## [Directions for this task]
Search the entries for the word "cases" and pull out each line that has it.

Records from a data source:
↓
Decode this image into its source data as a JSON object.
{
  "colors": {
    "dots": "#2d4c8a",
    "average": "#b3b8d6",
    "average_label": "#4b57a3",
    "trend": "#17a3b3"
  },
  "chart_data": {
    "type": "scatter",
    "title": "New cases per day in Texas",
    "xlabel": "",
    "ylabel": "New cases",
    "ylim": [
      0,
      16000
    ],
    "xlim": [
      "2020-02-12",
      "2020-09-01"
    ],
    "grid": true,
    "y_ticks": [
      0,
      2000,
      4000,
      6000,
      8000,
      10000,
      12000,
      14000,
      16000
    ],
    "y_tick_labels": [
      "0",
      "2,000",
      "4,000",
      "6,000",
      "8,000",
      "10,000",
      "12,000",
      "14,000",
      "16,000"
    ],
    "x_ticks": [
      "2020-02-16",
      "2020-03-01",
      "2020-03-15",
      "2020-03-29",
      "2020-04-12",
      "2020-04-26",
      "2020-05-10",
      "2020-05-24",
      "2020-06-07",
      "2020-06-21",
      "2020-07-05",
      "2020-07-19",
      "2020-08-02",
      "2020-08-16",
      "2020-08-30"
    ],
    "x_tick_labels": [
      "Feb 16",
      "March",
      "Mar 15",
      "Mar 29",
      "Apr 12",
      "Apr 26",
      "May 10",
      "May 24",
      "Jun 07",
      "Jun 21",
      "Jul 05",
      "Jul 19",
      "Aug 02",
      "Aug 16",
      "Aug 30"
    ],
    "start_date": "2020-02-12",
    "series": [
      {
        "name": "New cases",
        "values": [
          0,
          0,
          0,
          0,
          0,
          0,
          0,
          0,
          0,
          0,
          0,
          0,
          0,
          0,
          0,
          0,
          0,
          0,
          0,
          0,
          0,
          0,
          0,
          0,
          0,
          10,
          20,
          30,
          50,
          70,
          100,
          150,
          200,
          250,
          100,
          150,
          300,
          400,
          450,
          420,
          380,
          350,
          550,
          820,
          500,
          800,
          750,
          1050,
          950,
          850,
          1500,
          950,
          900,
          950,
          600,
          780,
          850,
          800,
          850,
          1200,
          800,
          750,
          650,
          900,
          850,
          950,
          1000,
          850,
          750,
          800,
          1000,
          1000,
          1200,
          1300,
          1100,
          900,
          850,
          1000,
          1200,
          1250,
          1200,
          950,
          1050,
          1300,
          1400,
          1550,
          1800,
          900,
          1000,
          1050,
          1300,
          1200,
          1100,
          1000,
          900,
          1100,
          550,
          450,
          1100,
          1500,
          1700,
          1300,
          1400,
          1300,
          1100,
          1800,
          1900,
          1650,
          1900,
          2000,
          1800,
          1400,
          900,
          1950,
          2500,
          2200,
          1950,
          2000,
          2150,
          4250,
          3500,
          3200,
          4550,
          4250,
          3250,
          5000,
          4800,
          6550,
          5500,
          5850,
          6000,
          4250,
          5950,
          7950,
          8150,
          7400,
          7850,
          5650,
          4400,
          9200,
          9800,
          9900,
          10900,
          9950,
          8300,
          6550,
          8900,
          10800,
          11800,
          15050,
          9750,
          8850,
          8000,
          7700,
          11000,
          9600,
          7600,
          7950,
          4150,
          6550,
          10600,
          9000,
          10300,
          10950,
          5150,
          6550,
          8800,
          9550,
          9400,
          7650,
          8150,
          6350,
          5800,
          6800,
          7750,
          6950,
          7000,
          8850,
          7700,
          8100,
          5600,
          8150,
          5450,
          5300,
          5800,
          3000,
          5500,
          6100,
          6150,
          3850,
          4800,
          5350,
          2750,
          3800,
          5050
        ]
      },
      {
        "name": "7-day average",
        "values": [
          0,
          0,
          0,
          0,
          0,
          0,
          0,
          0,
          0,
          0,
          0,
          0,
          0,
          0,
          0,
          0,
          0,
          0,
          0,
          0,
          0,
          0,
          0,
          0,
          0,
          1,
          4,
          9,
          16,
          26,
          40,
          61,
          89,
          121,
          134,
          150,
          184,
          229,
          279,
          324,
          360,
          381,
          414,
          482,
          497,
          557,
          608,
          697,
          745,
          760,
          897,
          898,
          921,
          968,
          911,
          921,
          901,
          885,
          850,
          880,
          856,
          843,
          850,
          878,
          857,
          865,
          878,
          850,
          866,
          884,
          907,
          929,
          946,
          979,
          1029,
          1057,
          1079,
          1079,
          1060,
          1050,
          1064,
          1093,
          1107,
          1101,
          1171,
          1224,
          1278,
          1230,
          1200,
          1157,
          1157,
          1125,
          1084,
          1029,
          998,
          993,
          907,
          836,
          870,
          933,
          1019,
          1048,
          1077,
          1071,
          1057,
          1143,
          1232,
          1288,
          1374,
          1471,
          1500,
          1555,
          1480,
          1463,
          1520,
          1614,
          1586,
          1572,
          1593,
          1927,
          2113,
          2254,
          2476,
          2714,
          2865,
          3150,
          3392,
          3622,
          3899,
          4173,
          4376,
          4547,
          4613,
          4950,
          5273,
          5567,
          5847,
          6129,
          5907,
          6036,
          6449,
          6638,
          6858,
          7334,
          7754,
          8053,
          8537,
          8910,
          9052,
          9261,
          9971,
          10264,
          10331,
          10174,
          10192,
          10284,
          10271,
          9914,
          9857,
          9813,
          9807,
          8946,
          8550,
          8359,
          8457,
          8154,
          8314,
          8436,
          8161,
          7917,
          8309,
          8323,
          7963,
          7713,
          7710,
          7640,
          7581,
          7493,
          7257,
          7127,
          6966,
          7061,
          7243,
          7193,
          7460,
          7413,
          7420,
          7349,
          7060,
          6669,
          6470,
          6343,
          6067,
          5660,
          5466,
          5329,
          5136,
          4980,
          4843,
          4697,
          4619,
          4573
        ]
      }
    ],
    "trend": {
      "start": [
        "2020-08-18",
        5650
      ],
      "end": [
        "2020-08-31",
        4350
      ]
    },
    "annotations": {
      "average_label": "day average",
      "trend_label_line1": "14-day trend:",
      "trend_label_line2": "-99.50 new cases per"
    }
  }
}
↑
## [Response]
    "title": "New cases per day in Texas",
    "ylabel": "New cases",
        "name": "New cases",
      "trend_label_line2": "-99.50 new cases per"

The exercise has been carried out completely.